STATED PROBLEM —
For each line in the data below that holds "Tether", return a copy.
[begin EXERCISE INPUTS]
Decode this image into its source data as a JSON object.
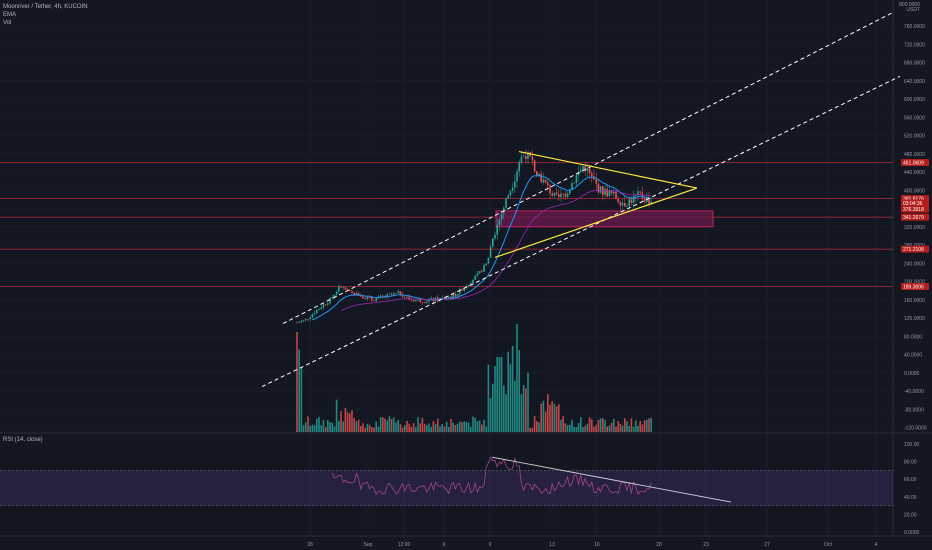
{
  "header": {
    "symbol_title": "Moonriver / Tether, 4h, KUCOIN",
    "indicators": [
      "EMA",
      "Vol"
    ]
  },
  "rsi_panel": {
    "title": "RSI (14, close)",
    "levels": [
      100,
      80,
      60,
      40,
      20,
      0
    ],
    "level_labels": [
      "100.00",
      "80.00",
      "60.00",
      "40.00",
      "20.00",
      "0.0000"
    ],
    "band": [
      30,
      70
    ]
  },
  "price_axis": {
    "currency": "USDT",
    "top_label": "800.0000",
    "ticks": [
      "760.0000",
      "720.0000",
      "680.0000",
      "640.0000",
      "600.0000",
      "560.0000",
      "520.0000",
      "480.0000",
      "440.0000",
      "400.0000",
      "360.0000",
      "320.0000",
      "280.0000",
      "240.0000",
      "200.0000",
      "160.0000",
      "120.0000",
      "80.0000",
      "40.0000",
      "0.0000",
      "-40.0000",
      "-80.0000",
      "-120.0000"
    ]
  },
  "time_axis": {
    "labels": [
      "28",
      "Sep",
      "12:00",
      "6",
      "9",
      "13",
      "16",
      "20",
      "23",
      "27",
      "Oct",
      "4"
    ]
  },
  "colors": {
    "background": "#131722",
    "bull": "#26a69a",
    "bear": "#ef5350",
    "ema": "#2196f3",
    "ema_slow": "#9c27b0",
    "horizontal_levels": "#b22833",
    "triangle": "#ffeb3b",
    "channel": "#ffffff",
    "zone_fill": "#6a1b4d",
    "zone_border": "#e91e63",
    "rsi_line": "#b54a9a",
    "rsi_band": "#7e57c2",
    "price_tag": "#b71c1c"
  },
  "chart_data": {
    "type": "candlestick",
    "title": "Moonriver / Tether, 4h, KUCOIN",
    "ylabel": "USDT",
    "ylim": [
      -140,
      800
    ],
    "horizontal_levels": [
      461.0609,
      381.8176,
      341.2679,
      271.2108,
      189.3006
    ],
    "price_tags": [
      {
        "label": "461.0609",
        "value": 461.0609
      },
      {
        "label": "381.8176",
        "value": 381.8176
      },
      {
        "label": "03:04:36",
        "value": 372
      },
      {
        "label": "376.3918",
        "value": 359
      },
      {
        "label": "341.2679",
        "value": 341.2679
      },
      {
        "label": "271.2108",
        "value": 271.2108
      },
      {
        "label": "189.3006",
        "value": 189.3006
      }
    ],
    "series_key_points": [
      {
        "time": "Aug 28",
        "price": 110
      },
      {
        "time": "Aug 30",
        "price": 190
      },
      {
        "time": "Sep 3",
        "price": 160
      },
      {
        "time": "Sep 8",
        "price": 175
      },
      {
        "time": "Sep 9",
        "price": 300
      },
      {
        "time": "Sep 10",
        "price": 480
      },
      {
        "time": "Sep 13",
        "price": 380
      },
      {
        "time": "Sep 15",
        "price": 460
      },
      {
        "time": "Sep 19",
        "price": 377
      }
    ],
    "volume_note": "Volume histogram shown in lower overlay",
    "drawings": {
      "resistance_zone": [
        320,
        355
      ],
      "triangle_apex": "Sep 22"
    }
  }
}
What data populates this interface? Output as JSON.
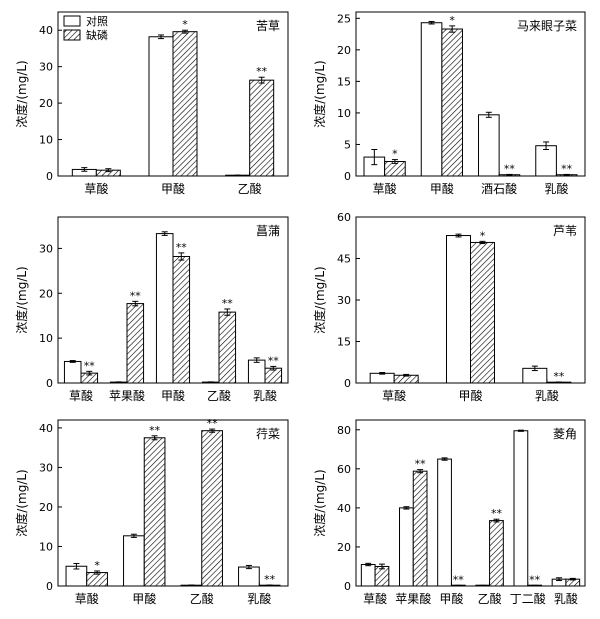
{
  "legend": {
    "control_label": "对照",
    "deficit_label": "缺磷"
  },
  "ylabel": "浓度/(mg/L)",
  "chart_data": [
    {
      "type": "bar",
      "title": "苦草",
      "ylim": [
        0,
        45
      ],
      "yticks": [
        0,
        10,
        20,
        30,
        40
      ],
      "categories": [
        "草酸",
        "甲酸",
        "乙酸"
      ],
      "series": [
        {
          "name": "对照",
          "values": [
            1.8,
            38.2,
            0.2
          ],
          "errors": [
            0.5,
            0.5,
            0.05
          ]
        },
        {
          "name": "缺磷",
          "values": [
            1.6,
            39.6,
            26.3
          ],
          "errors": [
            0.4,
            0.4,
            0.8
          ]
        }
      ],
      "significance": [
        "",
        "*",
        "**"
      ],
      "show_legend": true
    },
    {
      "type": "bar",
      "title": "马来眼子菜",
      "ylim": [
        0,
        26
      ],
      "yticks": [
        0,
        5,
        10,
        15,
        20,
        25
      ],
      "categories": [
        "草酸",
        "甲酸",
        "酒石酸",
        "乳酸"
      ],
      "series": [
        {
          "name": "对照",
          "values": [
            3.0,
            24.3,
            9.7,
            4.8
          ],
          "errors": [
            1.2,
            0.2,
            0.4,
            0.6
          ]
        },
        {
          "name": "缺磷",
          "values": [
            2.3,
            23.3,
            0.2,
            0.2
          ],
          "errors": [
            0.3,
            0.5,
            0.05,
            0.05
          ]
        }
      ],
      "significance": [
        "*",
        "*",
        "**",
        "**"
      ],
      "show_legend": false
    },
    {
      "type": "bar",
      "title": "菖蒲",
      "ylim": [
        0,
        37
      ],
      "yticks": [
        0,
        10,
        20,
        30
      ],
      "categories": [
        "草酸",
        "苹果酸",
        "甲酸",
        "乙酸",
        "乳酸"
      ],
      "series": [
        {
          "name": "对照",
          "values": [
            4.8,
            0.2,
            33.3,
            0.2,
            5.1
          ],
          "errors": [
            0.2,
            0.05,
            0.4,
            0.05,
            0.5
          ]
        },
        {
          "name": "缺磷",
          "values": [
            2.2,
            17.7,
            28.2,
            15.8,
            3.3
          ],
          "errors": [
            0.4,
            0.5,
            0.8,
            0.7,
            0.4
          ]
        }
      ],
      "significance": [
        "**",
        "**",
        "**",
        "**",
        "**"
      ],
      "show_legend": false
    },
    {
      "type": "bar",
      "title": "芦苇",
      "ylim": [
        0,
        60
      ],
      "yticks": [
        0,
        15,
        30,
        45,
        60
      ],
      "categories": [
        "草酸",
        "甲酸",
        "乳酸"
      ],
      "series": [
        {
          "name": "对照",
          "values": [
            3.5,
            53.3,
            5.3
          ],
          "errors": [
            0.3,
            0.5,
            0.8
          ]
        },
        {
          "name": "缺磷",
          "values": [
            2.8,
            50.8,
            0.3
          ],
          "errors": [
            0.3,
            0.4,
            0.05
          ]
        }
      ],
      "significance": [
        "",
        "*",
        "**"
      ],
      "show_legend": false
    },
    {
      "type": "bar",
      "title": "荇菜",
      "ylim": [
        0,
        42
      ],
      "yticks": [
        0,
        10,
        20,
        30,
        40
      ],
      "categories": [
        "草酸",
        "甲酸",
        "乙酸",
        "乳酸"
      ],
      "series": [
        {
          "name": "对照",
          "values": [
            5.0,
            12.7,
            0.2,
            4.8
          ],
          "errors": [
            0.7,
            0.4,
            0.05,
            0.4
          ]
        },
        {
          "name": "缺磷",
          "values": [
            3.4,
            37.5,
            39.3,
            0.2
          ],
          "errors": [
            0.4,
            0.5,
            0.4,
            0.05
          ]
        }
      ],
      "significance": [
        "*",
        "**",
        "**",
        "**"
      ],
      "show_legend": false
    },
    {
      "type": "bar",
      "title": "菱角",
      "ylim": [
        0,
        85
      ],
      "yticks": [
        0,
        20,
        40,
        60,
        80
      ],
      "categories": [
        "草酸",
        "苹果酸",
        "甲酸",
        "乙酸",
        "丁二酸",
        "乳酸"
      ],
      "series": [
        {
          "name": "对照",
          "values": [
            11.0,
            40.0,
            65.0,
            0.3,
            79.5,
            3.5
          ],
          "errors": [
            0.6,
            0.6,
            0.6,
            0.05,
            0.3,
            0.7
          ]
        },
        {
          "name": "缺磷",
          "values": [
            10.0,
            58.8,
            0.3,
            33.5,
            0.3,
            3.5
          ],
          "errors": [
            1.2,
            0.8,
            0.05,
            0.7,
            0.05,
            0.4
          ]
        }
      ],
      "significance": [
        "",
        "**",
        "**",
        "**",
        "**",
        ""
      ],
      "show_legend": false
    }
  ]
}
[end EXERCISE INPUTS]
EXERCISE RESPONSE —
    "symbol_title": "Moonriver / Tether, 4h, KUCOIN",
    "title": "Moonriver / Tether, 4h, KUCOIN",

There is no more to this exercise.